**WHAT YOU SHOULD DO:** Gather all lines with the word "Оконешниковского" in them.
★ ★ ★ ★ ★ ★ ★
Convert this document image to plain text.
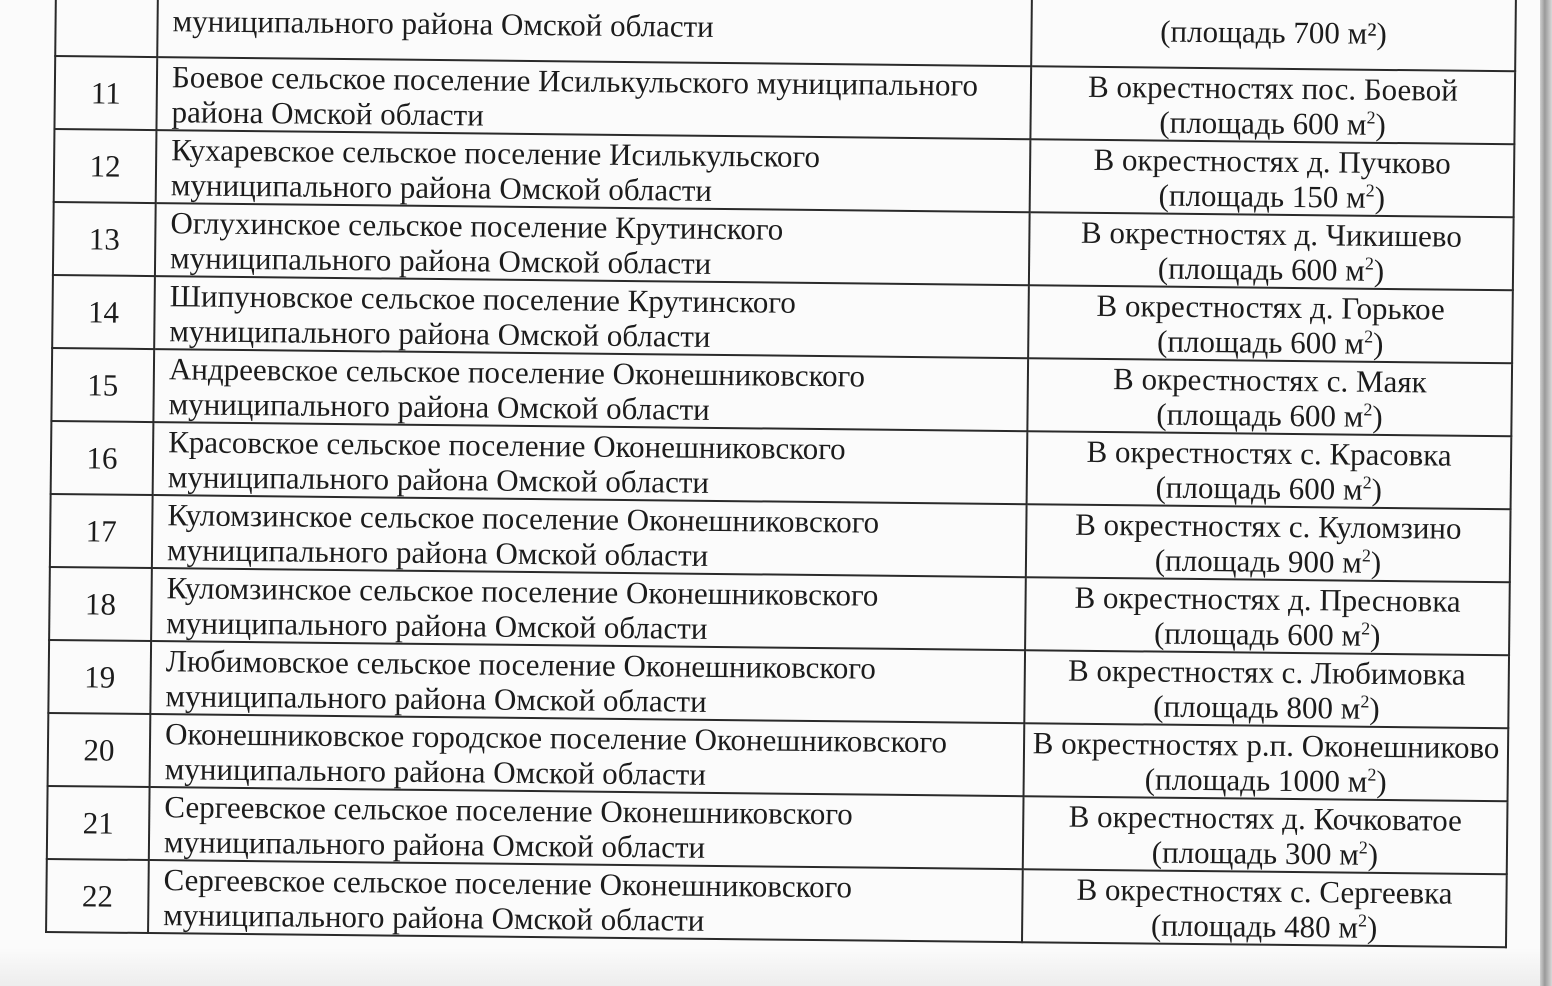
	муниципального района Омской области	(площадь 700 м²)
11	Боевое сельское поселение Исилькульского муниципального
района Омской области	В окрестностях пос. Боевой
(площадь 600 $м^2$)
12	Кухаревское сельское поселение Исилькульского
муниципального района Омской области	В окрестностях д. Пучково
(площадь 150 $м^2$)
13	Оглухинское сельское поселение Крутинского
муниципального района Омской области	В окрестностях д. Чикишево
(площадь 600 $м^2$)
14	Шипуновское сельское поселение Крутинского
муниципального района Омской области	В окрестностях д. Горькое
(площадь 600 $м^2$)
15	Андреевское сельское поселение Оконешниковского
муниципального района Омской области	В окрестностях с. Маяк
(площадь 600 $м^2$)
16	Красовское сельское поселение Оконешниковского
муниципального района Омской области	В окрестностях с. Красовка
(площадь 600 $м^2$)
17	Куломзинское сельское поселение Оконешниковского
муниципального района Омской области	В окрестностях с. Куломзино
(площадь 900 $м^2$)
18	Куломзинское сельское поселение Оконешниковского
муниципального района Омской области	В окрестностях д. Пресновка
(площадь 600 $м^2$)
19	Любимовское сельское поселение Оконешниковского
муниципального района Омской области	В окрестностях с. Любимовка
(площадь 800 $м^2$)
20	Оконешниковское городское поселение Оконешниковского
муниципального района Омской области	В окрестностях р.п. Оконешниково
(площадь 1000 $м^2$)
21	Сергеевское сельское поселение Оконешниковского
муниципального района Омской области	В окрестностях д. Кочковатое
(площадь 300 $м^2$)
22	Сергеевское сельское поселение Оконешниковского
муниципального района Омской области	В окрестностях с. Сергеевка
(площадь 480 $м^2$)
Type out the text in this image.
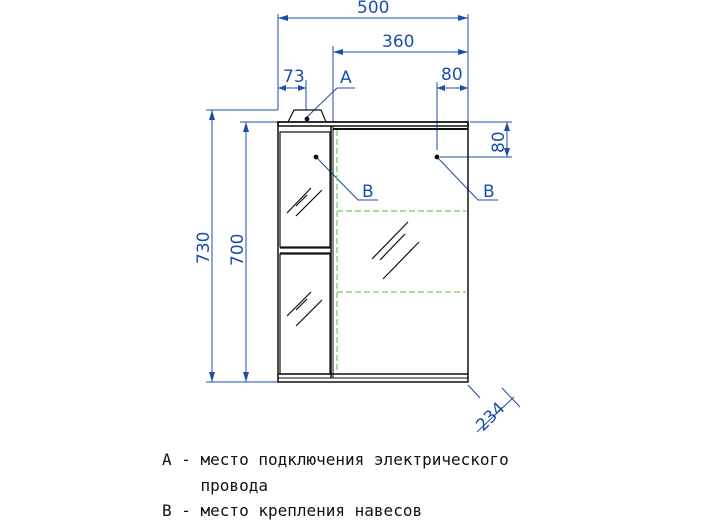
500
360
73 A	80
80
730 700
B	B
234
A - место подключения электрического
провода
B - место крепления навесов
★ ★ ★ ★ ★ ★ ★
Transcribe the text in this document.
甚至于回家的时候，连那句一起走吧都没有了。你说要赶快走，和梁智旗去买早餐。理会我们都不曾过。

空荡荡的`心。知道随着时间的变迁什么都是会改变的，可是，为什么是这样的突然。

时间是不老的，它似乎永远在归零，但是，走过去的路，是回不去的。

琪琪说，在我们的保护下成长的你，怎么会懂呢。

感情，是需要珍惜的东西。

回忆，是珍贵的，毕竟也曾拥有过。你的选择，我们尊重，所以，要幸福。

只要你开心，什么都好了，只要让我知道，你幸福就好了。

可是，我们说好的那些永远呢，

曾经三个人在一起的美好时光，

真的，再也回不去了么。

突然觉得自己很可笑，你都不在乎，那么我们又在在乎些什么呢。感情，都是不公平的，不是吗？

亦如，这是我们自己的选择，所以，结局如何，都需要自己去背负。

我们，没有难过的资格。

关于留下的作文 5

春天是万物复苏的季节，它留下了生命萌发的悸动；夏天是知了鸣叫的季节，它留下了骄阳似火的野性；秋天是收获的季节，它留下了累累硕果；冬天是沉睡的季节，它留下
★ ★ ★ ★ ★ ★ ★
**SOLUTION:**
15	Андреевское сельское поселение Оконешниковского
16	Красовское сельское поселение Оконешниковского
17	Куломзинское сельское поселение Оконешниковского
18	Куломзинское сельское поселение Оконешниковского
19	Любимовское сельское поселение Оконешниковского
20	Оконешниковское городское поселение Оконешниковского
21	Сергеевское сельское поселение Оконешниковского
22	Сергеевское сельское поселение Оконешниковского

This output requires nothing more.